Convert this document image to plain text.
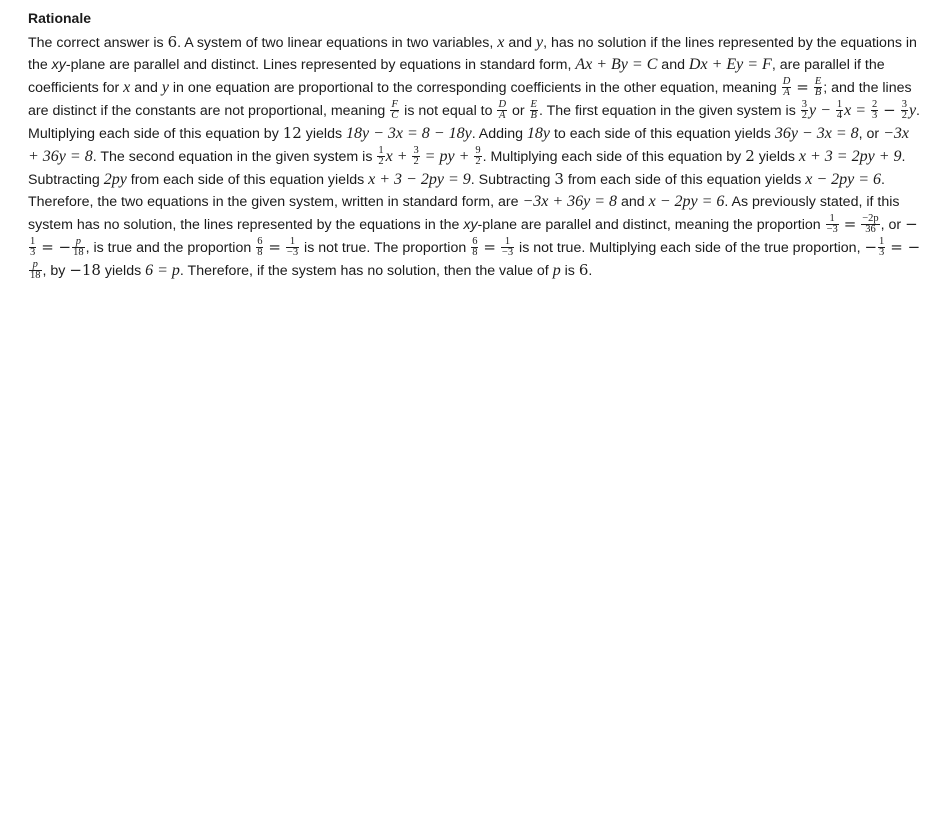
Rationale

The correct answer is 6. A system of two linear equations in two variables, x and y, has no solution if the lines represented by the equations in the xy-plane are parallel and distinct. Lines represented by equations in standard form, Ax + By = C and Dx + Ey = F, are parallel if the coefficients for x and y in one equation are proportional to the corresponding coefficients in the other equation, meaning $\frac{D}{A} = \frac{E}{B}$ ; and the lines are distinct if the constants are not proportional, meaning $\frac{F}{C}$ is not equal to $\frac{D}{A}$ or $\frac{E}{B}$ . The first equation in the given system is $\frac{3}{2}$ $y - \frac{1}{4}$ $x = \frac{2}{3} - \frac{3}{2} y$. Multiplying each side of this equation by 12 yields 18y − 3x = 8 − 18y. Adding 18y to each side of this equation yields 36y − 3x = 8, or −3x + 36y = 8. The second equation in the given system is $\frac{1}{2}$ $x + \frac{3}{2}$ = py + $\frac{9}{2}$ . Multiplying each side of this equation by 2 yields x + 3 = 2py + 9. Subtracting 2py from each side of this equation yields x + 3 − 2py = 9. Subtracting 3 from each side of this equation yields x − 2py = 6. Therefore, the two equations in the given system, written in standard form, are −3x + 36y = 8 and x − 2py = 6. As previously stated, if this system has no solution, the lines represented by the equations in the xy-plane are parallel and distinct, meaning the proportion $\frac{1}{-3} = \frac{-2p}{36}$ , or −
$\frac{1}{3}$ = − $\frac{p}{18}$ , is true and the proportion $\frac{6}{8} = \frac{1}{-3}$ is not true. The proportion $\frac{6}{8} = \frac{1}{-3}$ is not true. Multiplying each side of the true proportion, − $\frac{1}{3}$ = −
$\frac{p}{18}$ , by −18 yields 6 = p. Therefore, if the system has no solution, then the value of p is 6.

◆ ◆ ◆ ◆ ◆ ◆ ◆

▶ _Written instruction_
Transcribe the full listing above exactly as it stands, minus the pictures.

▶ _Exercise output_
Convert this document image to plain text.
Rationale

The correct answer is 6. A system of two linear equations in two variables, x and y, has no solution if the lines represented by the equations in the xy-plane are parallel and distinct. Lines represented by equations in standard form, Ax + By = C and Dx + Ey = F, are parallel if the coefficients for x and y in one equation are proportional to the corresponding coefficients in the other equation, meaning $\frac{D}{A} = \frac{E}{B}$ ; and the lines are distinct if the constants are not proportional, meaning $\frac{F}{C}$ is not equal to $\frac{D}{A}$ or $\frac{E}{B}$ . The first equation in the given system is $\frac{3}{2}$ $y - \frac{1}{4}$ $x = \frac{2}{3} - \frac{3}{2} y$. Multiplying each side of this equation by 12 yields 18y − 3x = 8 − 18y. Adding 18y to each side of this equation yields 36y − 3x = 8, or −3x + 36y = 8. The second equation in the given system is $\frac{1}{2}$ $x + \frac{3}{2}$ = py + $\frac{9}{2}$ . Multiplying each side of this equation by 2 yields x + 3 = 2py + 9. Subtracting 2py from each side of this equation yields x + 3 − 2py = 9. Subtracting 3 from each side of this equation yields x − 2py = 6. Therefore, the two equations in the given system, written in standard form, are −3x + 36y = 8 and x − 2py = 6. As previously stated, if this system has no solution, the lines represented by the equations in the xy-plane are parallel and distinct, meaning the proportion $\frac{1}{-3} = \frac{-2p}{36}$ , or −
$\frac{1}{3}$ = − $\frac{p}{18}$ , is true and the proportion $\frac{6}{8} = \frac{1}{-3}$ is not true. The proportion $\frac{6}{8} = \frac{1}{-3}$ is not true. Multiplying each side of the true proportion, − $\frac{1}{3}$ = −
$\frac{p}{18}$ , by −18 yields 6 = p. Therefore, if the system has no solution, then the value of p is 6.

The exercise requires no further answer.